**Data listing**
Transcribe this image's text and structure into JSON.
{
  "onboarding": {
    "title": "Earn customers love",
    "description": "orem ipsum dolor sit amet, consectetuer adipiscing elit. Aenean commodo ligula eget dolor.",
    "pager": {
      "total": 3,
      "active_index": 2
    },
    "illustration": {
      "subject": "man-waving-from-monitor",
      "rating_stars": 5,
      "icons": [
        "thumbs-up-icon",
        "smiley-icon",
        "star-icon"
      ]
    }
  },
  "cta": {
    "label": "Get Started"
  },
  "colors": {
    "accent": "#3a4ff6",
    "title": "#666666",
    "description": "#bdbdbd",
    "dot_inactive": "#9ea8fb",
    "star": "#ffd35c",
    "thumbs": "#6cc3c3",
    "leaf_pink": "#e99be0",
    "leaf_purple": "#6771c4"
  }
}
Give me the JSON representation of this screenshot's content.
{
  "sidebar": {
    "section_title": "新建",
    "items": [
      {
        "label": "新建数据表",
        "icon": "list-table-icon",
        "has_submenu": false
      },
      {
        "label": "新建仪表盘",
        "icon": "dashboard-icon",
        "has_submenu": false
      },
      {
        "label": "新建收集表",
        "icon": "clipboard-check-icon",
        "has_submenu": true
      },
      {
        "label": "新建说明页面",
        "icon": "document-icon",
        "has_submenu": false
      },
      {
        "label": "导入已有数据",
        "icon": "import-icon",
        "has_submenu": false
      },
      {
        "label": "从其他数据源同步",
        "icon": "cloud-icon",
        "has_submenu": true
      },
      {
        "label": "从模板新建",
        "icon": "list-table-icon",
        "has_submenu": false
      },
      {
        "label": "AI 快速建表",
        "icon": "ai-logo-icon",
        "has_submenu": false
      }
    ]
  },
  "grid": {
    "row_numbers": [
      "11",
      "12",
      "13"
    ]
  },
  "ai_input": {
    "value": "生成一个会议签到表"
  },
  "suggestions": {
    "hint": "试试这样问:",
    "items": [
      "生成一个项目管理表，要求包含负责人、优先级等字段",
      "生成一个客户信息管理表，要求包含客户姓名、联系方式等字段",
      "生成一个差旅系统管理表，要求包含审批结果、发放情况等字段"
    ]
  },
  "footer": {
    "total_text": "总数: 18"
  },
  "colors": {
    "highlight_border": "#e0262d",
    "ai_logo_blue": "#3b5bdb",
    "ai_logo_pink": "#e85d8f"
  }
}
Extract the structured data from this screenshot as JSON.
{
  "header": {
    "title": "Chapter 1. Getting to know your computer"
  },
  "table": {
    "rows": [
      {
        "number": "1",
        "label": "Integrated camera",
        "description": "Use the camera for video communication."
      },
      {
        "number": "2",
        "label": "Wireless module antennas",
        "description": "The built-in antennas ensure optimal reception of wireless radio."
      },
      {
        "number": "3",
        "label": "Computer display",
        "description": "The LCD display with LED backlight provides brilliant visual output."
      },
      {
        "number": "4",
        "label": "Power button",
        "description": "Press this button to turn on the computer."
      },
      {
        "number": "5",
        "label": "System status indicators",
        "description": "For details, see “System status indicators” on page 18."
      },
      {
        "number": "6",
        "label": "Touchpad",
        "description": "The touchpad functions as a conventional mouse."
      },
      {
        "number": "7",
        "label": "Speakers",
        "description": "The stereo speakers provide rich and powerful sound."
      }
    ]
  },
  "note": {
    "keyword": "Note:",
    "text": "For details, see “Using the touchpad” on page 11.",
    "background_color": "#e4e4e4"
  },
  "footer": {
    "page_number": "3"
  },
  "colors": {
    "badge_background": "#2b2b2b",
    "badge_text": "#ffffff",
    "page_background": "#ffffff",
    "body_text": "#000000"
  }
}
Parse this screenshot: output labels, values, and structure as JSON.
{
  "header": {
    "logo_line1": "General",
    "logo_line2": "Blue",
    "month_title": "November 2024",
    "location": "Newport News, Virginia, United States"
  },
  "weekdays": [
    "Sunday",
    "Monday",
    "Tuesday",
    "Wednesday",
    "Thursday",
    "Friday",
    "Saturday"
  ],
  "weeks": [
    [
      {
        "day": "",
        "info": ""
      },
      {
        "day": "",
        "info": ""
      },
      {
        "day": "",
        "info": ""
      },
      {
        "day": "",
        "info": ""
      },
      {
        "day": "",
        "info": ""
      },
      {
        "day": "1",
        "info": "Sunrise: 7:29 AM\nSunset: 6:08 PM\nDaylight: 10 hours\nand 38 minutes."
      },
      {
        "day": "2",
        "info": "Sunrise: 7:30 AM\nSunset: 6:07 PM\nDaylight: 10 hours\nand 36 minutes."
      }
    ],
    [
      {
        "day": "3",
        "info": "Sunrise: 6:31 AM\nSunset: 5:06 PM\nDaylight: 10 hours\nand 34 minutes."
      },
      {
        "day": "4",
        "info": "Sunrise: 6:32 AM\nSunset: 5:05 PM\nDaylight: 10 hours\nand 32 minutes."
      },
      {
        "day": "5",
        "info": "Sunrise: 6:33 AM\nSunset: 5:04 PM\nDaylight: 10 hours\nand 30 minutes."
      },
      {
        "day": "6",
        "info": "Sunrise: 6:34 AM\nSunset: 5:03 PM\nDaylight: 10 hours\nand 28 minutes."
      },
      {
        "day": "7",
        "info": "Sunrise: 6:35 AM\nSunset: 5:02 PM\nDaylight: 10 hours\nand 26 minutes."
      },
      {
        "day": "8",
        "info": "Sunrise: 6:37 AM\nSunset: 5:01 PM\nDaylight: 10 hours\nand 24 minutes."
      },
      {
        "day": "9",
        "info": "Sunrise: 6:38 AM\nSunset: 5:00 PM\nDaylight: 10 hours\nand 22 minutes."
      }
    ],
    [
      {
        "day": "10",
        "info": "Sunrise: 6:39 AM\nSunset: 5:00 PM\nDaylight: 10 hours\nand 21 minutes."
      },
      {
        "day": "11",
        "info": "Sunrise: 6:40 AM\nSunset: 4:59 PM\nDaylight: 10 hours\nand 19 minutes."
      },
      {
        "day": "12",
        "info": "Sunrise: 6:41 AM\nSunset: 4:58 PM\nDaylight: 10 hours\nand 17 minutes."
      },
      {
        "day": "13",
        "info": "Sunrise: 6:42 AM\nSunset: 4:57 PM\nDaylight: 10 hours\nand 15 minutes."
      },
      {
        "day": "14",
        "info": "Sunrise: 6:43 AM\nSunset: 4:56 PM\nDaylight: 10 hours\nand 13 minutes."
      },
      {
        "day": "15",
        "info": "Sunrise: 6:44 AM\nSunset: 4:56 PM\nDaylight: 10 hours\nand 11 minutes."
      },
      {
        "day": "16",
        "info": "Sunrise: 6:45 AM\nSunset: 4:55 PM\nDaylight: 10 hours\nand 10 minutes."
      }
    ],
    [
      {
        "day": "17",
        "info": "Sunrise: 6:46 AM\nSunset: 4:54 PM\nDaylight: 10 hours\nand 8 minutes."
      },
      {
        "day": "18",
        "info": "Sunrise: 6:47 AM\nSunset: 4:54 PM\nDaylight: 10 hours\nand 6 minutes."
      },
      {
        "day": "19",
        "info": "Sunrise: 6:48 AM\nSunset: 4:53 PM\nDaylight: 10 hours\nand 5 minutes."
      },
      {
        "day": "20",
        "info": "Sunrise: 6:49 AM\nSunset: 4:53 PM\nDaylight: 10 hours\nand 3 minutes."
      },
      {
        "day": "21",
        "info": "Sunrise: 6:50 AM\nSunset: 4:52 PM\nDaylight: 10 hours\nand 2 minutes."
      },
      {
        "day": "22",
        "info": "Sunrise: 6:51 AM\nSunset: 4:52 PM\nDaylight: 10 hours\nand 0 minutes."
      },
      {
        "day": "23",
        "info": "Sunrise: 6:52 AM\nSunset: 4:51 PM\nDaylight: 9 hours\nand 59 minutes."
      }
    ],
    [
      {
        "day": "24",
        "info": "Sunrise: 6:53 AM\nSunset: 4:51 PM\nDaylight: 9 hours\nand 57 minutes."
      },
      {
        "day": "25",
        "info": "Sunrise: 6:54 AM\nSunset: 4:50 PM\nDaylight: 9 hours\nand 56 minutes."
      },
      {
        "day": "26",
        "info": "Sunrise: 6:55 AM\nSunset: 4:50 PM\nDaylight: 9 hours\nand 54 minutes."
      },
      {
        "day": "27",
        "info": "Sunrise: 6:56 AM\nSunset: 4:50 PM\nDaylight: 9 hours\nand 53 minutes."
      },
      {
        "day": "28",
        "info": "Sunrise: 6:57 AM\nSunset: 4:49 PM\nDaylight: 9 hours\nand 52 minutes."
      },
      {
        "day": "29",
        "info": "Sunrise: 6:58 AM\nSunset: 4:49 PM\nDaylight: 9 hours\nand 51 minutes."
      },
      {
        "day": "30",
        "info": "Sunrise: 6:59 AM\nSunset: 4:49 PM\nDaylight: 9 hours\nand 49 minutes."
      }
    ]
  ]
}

**Task statement**
Across the entries, how many lines hold the word "output"? Say only the number.

**Response to this task**
2